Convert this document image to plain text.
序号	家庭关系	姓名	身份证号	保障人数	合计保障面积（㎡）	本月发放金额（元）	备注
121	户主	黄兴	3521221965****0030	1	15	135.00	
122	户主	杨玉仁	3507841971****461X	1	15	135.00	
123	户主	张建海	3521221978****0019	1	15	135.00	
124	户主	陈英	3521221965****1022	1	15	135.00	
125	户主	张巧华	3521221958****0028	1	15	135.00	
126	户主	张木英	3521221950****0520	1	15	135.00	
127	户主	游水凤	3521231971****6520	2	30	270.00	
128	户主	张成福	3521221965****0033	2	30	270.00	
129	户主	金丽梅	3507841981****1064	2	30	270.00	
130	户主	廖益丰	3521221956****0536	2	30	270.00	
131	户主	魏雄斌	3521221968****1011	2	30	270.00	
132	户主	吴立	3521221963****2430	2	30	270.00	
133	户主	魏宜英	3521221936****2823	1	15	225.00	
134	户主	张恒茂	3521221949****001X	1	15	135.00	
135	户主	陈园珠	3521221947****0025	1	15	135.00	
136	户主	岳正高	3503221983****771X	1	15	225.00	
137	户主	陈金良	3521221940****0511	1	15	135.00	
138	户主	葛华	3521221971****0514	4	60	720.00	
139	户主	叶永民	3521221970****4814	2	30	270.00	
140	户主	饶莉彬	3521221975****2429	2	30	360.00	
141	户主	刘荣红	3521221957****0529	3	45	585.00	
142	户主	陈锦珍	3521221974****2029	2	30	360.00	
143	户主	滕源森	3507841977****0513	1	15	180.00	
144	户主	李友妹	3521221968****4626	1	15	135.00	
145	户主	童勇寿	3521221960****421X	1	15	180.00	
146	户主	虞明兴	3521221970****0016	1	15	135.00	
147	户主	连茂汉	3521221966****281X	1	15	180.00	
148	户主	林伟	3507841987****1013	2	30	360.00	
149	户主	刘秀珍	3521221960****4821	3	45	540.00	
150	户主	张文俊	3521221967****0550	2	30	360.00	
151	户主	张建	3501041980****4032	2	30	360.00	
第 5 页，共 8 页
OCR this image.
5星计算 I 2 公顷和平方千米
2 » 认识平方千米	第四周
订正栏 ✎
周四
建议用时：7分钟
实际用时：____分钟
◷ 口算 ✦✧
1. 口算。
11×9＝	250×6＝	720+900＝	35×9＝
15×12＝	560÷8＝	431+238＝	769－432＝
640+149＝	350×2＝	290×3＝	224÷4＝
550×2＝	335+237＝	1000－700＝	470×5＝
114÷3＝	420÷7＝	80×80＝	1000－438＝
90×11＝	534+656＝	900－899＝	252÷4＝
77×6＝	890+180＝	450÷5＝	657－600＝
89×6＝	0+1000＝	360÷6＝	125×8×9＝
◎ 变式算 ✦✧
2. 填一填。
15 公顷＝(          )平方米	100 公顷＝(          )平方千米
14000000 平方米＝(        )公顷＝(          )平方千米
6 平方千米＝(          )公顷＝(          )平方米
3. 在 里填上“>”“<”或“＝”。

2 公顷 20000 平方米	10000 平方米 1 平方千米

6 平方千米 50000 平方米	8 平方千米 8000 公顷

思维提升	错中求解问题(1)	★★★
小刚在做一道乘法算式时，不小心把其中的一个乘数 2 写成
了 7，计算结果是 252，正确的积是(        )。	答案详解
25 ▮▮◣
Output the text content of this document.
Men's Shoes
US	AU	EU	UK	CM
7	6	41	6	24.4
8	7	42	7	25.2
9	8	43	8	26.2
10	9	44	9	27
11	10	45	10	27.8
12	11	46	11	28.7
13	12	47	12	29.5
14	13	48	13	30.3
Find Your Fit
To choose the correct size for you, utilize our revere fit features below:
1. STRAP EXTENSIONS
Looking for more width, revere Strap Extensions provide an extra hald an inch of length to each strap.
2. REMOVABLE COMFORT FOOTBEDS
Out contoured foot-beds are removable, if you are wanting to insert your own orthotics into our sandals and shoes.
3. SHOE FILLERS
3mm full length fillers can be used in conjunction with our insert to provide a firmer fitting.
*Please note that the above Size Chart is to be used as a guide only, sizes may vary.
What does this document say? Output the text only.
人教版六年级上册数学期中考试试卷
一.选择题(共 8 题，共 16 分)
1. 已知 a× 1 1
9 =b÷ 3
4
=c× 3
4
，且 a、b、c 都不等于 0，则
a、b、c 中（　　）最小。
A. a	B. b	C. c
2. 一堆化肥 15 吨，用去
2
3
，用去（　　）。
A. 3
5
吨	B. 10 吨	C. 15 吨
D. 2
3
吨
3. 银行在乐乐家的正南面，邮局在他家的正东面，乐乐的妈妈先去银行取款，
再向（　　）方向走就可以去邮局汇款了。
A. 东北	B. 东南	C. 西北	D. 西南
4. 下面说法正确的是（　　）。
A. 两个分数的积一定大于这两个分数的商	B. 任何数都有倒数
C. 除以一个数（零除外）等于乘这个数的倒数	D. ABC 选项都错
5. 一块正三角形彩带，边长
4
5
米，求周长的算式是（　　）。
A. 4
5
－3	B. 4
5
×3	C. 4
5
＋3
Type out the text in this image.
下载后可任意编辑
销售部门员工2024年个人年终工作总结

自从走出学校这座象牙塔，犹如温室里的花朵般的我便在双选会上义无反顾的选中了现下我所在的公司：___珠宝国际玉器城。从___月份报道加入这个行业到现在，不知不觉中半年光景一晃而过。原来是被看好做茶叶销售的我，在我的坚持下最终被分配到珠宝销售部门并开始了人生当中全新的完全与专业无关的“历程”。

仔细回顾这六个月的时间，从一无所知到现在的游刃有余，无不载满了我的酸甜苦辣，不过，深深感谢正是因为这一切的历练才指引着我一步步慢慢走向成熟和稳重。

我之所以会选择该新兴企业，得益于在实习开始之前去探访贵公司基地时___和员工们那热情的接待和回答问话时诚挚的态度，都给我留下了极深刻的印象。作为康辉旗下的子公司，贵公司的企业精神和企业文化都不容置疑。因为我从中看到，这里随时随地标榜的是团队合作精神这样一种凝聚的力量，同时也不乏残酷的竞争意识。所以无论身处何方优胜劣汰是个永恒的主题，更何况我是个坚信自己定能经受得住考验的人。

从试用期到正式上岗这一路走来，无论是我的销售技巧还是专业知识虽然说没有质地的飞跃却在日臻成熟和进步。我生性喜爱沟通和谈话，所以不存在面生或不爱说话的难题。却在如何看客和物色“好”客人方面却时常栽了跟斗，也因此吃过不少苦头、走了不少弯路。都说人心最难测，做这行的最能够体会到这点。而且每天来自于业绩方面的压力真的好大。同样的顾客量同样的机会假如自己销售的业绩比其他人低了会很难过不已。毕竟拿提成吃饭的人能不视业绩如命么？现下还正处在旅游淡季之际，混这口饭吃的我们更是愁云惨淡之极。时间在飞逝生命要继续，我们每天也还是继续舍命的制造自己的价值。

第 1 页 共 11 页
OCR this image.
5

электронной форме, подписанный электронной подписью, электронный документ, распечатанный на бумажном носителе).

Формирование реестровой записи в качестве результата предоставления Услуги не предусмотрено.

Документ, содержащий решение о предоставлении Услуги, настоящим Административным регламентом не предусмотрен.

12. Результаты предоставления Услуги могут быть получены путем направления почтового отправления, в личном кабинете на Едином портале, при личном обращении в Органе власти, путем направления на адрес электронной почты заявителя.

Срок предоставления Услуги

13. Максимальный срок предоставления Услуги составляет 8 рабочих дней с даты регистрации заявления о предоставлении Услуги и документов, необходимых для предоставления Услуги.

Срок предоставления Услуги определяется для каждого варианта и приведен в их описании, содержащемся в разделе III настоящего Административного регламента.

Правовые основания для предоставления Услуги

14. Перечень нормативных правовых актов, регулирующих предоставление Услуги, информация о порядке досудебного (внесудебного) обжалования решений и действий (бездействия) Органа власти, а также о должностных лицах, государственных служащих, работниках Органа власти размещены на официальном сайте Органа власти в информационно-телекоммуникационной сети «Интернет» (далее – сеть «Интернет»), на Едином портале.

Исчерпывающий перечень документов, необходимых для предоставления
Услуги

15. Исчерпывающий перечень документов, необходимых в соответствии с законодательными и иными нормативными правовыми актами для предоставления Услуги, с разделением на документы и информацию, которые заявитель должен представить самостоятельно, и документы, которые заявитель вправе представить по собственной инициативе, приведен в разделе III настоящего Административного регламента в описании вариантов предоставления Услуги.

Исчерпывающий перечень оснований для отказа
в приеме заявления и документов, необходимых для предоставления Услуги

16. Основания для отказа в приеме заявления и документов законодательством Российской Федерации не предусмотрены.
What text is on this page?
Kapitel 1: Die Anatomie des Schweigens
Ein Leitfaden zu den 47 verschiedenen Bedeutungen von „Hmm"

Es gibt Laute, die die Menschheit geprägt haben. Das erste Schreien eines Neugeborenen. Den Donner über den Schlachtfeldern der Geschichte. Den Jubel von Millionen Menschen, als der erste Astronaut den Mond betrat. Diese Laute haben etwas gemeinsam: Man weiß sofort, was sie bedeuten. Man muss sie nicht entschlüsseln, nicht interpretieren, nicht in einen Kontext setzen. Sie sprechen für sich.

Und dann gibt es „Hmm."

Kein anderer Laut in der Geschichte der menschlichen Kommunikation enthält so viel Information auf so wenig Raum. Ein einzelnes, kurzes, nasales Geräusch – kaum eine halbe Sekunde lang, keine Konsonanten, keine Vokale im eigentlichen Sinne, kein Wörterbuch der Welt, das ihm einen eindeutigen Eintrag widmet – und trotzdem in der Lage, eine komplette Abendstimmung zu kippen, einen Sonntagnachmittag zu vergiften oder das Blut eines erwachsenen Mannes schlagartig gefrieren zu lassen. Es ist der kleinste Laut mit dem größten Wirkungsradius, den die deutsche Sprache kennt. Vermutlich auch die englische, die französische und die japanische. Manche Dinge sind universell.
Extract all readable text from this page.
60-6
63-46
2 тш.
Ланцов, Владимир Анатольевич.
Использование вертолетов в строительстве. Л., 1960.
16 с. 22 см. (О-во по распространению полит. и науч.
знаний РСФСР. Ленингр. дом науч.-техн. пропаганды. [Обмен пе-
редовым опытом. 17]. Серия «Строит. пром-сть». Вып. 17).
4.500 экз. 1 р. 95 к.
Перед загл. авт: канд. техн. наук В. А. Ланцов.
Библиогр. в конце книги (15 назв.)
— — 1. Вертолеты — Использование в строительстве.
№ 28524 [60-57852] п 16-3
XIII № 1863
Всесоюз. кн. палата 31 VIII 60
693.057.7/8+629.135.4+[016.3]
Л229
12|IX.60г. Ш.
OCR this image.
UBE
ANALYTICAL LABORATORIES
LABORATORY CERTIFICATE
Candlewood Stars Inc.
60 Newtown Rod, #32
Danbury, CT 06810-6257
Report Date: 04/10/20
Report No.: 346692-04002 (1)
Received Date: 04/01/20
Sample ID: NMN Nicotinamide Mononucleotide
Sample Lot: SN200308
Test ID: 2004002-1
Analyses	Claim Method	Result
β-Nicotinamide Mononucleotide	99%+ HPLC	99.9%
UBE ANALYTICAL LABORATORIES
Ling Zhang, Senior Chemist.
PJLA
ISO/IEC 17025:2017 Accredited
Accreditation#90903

____________

[WRITTEN EXERCISE]:
Look through the listing above. Pick out each line with "Исчерпывающий" and copy it.

[SOLVED PROBLEM]:
Исчерпывающий перечень документов, необходимых для предоставления
15. Исчерпывающий перечень документов, необходимых в соответствии с законодательными и иными нормативными правовыми актами для предоставления Услуги, с разделением на документы и информацию, которые заявитель должен представить самостоятельно, и документы, которые заявитель вправе представить по собственной инициативе, приведен в разделе III настоящего Административного регламента в описании вариантов предоставления Услуги.
Исчерпывающий перечень оснований для отказа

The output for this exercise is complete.